▸ **Selected excerpt**:
|---|

          P.S. I'm still waiting for djpepsi's version to be pressed on vinyl! Hint. Hint :)
          • jonnie.briggs's avatar
            I had this..... mums dog ate it, along with Nicole Rock the Night and Frankie Knuckles LP.... was most upset.....

            Eric n' Nipper Amnesia 90 all the way.....
            • Mr_Kipling's avatar
              Edited 10 years ago
              I have a tape recording of a George Kelly set on Centreforce FM from September 89. At one point he refers to himself as Whispering George. The set contains House Syndicate 'Kicking Ass - IDS' on Breaking Bones label, which ended up being used in the Like It Ruff Mix here.
              • FAC191's avatar
                The absurdity of record prices has never been better demonstrated than here.........

                Musically, the main track on this is just a poor man's "Wiggin": totally lacking the beauty & sophistication of the Mayday original.

                The irony is that copies of "Wiggin" can be picked up for a fraction of the price of its bastard child.
                • TheDjProducer's avatar
                  Hmmmmmm.As the years roll by, this record gets ever more expensive, and the storys get ever more elaborated. Whoever is responsible for this record deserves a very large "Big up".
|---|
[Stored data entries]

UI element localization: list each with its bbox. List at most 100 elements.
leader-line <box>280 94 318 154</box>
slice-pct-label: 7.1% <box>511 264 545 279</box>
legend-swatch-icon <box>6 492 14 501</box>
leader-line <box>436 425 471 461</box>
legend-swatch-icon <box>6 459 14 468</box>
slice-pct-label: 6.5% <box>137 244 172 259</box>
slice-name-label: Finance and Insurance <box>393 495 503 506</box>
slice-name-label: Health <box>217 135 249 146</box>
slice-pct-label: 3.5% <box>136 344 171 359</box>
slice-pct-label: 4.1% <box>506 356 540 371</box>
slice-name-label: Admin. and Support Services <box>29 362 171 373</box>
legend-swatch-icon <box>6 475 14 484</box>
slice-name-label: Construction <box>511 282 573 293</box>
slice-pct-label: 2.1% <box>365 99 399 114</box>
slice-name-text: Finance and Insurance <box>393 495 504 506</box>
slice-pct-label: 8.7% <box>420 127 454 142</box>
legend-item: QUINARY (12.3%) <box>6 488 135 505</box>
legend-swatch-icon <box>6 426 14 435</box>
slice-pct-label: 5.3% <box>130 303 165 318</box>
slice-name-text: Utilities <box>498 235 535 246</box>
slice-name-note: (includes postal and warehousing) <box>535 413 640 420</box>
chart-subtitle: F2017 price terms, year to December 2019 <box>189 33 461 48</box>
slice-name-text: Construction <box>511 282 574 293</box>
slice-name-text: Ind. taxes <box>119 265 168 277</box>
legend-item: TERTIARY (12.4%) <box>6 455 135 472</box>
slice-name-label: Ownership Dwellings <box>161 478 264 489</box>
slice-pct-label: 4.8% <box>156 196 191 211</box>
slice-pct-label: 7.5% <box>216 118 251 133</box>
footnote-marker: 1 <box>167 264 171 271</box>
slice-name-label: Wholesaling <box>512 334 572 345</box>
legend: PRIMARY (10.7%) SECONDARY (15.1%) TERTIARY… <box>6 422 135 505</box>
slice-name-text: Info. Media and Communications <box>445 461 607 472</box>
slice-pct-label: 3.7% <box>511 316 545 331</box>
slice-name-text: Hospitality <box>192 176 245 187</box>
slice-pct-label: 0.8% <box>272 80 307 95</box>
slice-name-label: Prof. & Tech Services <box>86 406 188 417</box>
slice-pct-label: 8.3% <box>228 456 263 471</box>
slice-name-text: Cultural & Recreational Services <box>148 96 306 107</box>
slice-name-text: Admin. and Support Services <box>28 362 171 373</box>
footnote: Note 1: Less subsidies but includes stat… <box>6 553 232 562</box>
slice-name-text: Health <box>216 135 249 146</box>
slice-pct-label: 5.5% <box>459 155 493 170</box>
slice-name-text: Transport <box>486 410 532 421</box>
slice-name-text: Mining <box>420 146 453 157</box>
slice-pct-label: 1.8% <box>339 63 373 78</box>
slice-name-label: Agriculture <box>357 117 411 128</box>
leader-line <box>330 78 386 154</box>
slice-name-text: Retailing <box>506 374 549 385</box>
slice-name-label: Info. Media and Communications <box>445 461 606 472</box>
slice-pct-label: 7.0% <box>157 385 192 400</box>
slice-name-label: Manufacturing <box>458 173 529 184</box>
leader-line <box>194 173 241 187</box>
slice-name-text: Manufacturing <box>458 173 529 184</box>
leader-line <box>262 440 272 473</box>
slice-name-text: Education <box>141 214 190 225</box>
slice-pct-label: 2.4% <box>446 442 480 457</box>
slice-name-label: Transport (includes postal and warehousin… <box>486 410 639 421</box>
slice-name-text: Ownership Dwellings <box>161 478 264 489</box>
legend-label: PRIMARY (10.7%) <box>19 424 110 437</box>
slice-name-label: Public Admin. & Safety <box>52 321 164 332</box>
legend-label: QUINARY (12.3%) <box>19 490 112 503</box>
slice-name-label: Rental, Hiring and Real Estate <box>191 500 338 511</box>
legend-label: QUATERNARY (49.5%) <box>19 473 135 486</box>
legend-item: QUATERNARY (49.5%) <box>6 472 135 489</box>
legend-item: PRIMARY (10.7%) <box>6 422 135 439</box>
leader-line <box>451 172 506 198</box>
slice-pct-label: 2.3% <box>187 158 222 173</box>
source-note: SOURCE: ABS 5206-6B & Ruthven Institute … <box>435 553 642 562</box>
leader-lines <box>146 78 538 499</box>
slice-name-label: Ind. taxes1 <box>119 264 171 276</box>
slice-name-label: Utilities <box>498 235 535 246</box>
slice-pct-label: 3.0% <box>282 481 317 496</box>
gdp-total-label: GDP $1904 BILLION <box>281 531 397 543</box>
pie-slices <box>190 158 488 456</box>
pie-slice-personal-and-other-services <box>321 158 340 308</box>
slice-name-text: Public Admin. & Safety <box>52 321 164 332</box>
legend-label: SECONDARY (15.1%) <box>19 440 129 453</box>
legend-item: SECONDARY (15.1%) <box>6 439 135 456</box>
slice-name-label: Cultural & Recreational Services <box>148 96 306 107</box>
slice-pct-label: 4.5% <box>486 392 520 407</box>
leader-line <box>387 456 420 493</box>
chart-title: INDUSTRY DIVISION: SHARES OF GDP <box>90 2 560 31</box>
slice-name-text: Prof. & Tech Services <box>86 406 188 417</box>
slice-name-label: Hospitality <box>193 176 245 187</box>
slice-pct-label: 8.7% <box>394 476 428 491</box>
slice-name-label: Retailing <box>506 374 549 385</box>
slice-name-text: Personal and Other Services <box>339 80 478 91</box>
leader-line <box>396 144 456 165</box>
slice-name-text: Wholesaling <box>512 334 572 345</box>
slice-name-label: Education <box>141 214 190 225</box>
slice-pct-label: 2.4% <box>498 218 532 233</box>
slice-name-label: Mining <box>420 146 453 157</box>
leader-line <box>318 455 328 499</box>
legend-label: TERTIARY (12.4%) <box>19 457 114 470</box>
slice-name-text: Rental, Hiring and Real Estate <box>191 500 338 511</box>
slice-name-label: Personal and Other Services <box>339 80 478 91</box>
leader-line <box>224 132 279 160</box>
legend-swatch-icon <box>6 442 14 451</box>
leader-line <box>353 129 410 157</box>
|---|
▸ **Tasks for this exercise**:
A - From the comment thread above, quote the passage that begins at the words "P.S. I'm still" and stops after the words "was most upset.....".
B - Condense the comment thread's paragraph that opens "I have a tape recording of a George Kelly set" into a short bulleted list that keeps its main facts.
C - Carry on the comment thread above with further comments, starting after its last sentence.

▸ **Answers per task**:
A -
P.S. I'm still waiting for djpepsi's version to be pressed on vinyl! Hint. Hint :)
          • jonnie.briggs's avatar
            I had this..... mums dog ate it, along with Nicole Rock the Night and Frankie Knuckles LP.... was most upset.....

B -
- The commenter has a tape recording of a George Kelly set on Centreforce FM from September 89.
- At one point in the set, he refers to himself as Whispering George.
- The set contains House Syndicate's 'Kicking Ass - IDS' on the Breaking Bones label.
- That track ended up being used in the Like It Ruff Mix on the record under discussion.

C -
                  The thing is thou, i never got a Jungle Jam copy, and after recently aquiring a copy of Maydays "Wiggin", im almost of the mind of forgetting about chasing this record completly.

                  The reason why? I think i could almost build this myself now.

                  Take a kickdrum from Suburban Knights "The worlds" (The huge reverb on the kickdrum is identical), Take a loop from Reeses "Your mine", The crazy "Rewind" noise comes care of Kicing Back Feat. Taxmans "Devotion". Then rip the first bar from the main riff off "Wiggin (the Reese mix is where the riff lies solo'd),
                  add some TR-909 Hi Hats. Repeat to fade. Thats it.

                  And doing this would sound hell of a lot cleaner than any RR copy i ever found :)

                  (Unless someone is prepared to sell me theres for a good price)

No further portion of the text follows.